▸ Task requirements
Reproduce the listing below without any change.

▸ Material for this exercise
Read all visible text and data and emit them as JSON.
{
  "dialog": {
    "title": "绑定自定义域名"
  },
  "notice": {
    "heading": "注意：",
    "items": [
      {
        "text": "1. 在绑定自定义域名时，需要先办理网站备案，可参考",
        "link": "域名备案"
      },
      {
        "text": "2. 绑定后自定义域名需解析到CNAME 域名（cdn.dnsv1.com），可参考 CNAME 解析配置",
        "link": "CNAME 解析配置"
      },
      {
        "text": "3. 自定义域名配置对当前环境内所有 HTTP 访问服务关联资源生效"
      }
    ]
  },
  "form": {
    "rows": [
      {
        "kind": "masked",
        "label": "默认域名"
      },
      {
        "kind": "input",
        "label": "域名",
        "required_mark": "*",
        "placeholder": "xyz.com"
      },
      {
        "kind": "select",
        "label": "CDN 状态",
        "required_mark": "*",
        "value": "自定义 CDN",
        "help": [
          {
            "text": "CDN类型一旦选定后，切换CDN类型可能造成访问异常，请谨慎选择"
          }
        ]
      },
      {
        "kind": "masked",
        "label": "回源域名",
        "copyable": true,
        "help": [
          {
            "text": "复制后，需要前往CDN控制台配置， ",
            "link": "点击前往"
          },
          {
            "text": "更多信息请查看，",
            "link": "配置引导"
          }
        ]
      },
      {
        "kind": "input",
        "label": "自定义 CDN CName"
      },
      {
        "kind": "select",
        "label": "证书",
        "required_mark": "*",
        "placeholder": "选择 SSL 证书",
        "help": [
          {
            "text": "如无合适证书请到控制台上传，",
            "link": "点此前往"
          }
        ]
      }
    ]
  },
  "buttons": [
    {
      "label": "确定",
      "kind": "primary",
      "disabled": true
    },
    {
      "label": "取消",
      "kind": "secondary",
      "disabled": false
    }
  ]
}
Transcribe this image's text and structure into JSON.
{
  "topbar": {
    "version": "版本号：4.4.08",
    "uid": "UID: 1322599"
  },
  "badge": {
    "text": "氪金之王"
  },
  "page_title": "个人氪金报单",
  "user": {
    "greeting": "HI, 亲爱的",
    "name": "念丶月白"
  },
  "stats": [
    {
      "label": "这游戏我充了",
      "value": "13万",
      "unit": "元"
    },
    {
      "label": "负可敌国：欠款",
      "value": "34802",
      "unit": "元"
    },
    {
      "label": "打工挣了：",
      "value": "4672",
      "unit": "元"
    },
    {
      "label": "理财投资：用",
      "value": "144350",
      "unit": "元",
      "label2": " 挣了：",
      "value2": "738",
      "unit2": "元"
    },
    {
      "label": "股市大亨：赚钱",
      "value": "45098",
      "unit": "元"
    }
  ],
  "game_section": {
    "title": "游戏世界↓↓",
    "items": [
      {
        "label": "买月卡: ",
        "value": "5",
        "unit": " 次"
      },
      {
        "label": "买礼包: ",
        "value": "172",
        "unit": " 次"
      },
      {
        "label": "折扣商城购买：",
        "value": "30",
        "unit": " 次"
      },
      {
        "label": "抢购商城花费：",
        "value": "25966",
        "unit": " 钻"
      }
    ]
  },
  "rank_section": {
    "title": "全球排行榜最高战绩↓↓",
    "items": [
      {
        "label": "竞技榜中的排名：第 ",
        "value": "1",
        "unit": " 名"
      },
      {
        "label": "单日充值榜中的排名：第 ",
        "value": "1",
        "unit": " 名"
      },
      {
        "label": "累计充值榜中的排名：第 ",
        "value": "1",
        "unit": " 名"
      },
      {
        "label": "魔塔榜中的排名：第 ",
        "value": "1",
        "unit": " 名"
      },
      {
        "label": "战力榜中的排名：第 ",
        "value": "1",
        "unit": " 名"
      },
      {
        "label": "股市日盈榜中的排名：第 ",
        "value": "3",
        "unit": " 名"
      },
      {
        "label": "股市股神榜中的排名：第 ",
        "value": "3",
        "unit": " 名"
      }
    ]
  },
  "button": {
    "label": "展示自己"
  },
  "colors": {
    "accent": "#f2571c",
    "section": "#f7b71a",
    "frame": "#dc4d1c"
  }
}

▸ Response below
Read all visible text and data and emit them as JSON.
{
  "dialog": {
    "title": "绑定自定义域名"
  },
  "notice": {
    "heading": "注意：",
    "items": [
      {
        "text": "1. 在绑定自定义域名时，需要先办理网站备案，可参考",
        "link": "域名备案"
      },
      {
        "text": "2. 绑定后自定义域名需解析到CNAME 域名（cdn.dnsv1.com），可参考 CNAME 解析配置",
        "link": "CNAME 解析配置"
      },
      {
        "text": "3. 自定义域名配置对当前环境内所有 HTTP 访问服务关联资源生效"
      }
    ]
  },
  "form": {
    "rows": [
      {
        "kind": "masked",
        "label": "默认域名"
      },
      {
        "kind": "input",
        "label": "域名",
        "required_mark": "*",
        "placeholder": "xyz.com"
      },
      {
        "kind": "select",
        "label": "CDN 状态",
        "required_mark": "*",
        "value": "自定义 CDN",
        "help": [
          {
            "text": "CDN类型一旦选定后，切换CDN类型可能造成访问异常，请谨慎选择"
          }
        ]
      },
      {
        "kind": "masked",
        "label": "回源域名",
        "copyable": true,
        "help": [
          {
            "text": "复制后，需要前往CDN控制台配置， ",
            "link": "点击前往"
          },
          {
            "text": "更多信息请查看，",
            "link": "配置引导"
          }
        ]
      },
      {
        "kind": "input",
        "label": "自定义 CDN CName"
      },
      {
        "kind": "select",
        "label": "证书",
        "required_mark": "*",
        "placeholder": "选择 SSL 证书",
        "help": [
          {
            "text": "如无合适证书请到控制台上传，",
            "link": "点此前往"
          }
        ]
      }
    ]
  },
  "buttons": [
    {
      "label": "确定",
      "kind": "primary",
      "disabled": true
    },
    {
      "label": "取消",
      "kind": "secondary",
      "disabled": false
    }
  ]
}
Transcribe this image's text and structure into JSON.
{
  "topbar": {
    "version": "版本号：4.4.08",
    "uid": "UID: 1322599"
  },
  "badge": {
    "text": "氪金之王"
  },
  "page_title": "个人氪金报单",
  "user": {
    "greeting": "HI, 亲爱的",
    "name": "念丶月白"
  },
  "stats": [
    {
      "label": "这游戏我充了",
      "value": "13万",
      "unit": "元"
    },
    {
      "label": "负可敌国：欠款",
      "value": "34802",
      "unit": "元"
    },
    {
      "label": "打工挣了：",
      "value": "4672",
      "unit": "元"
    },
    {
      "label": "理财投资：用",
      "value": "144350",
      "unit": "元",
      "label2": " 挣了：",
      "value2": "738",
      "unit2": "元"
    },
    {
      "label": "股市大亨：赚钱",
      "value": "45098",
      "unit": "元"
    }
  ],
  "game_section": {
    "title": "游戏世界↓↓",
    "items": [
      {
        "label": "买月卡: ",
        "value": "5",
        "unit": " 次"
      },
      {
        "label": "买礼包: ",
        "value": "172",
        "unit": " 次"
      },
      {
        "label": "折扣商城购买：",
        "value": "30",
        "unit": " 次"
      },
      {
        "label": "抢购商城花费：",
        "value": "25966",
        "unit": " 钻"
      }
    ]
  },
  "rank_section": {
    "title": "全球排行榜最高战绩↓↓",
    "items": [
      {
        "label": "竞技榜中的排名：第 ",
        "value": "1",
        "unit": " 名"
      },
      {
        "label": "单日充值榜中的排名：第 ",
        "value": "1",
        "unit": " 名"
      },
      {
        "label": "累计充值榜中的排名：第 ",
        "value": "1",
        "unit": " 名"
      },
      {
        "label": "魔塔榜中的排名：第 ",
        "value": "1",
        "unit": " 名"
      },
      {
        "label": "战力榜中的排名：第 ",
        "value": "1",
        "unit": " 名"
      },
      {
        "label": "股市日盈榜中的排名：第 ",
        "value": "3",
        "unit": " 名"
      },
      {
        "label": "股市股神榜中的排名：第 ",
        "value": "3",
        "unit": " 名"
      }
    ]
  },
  "button": {
    "label": "展示自己"
  },
  "colors": {
    "accent": "#f2571c",
    "section": "#f7b71a",
    "frame": "#dc4d1c"
  }
}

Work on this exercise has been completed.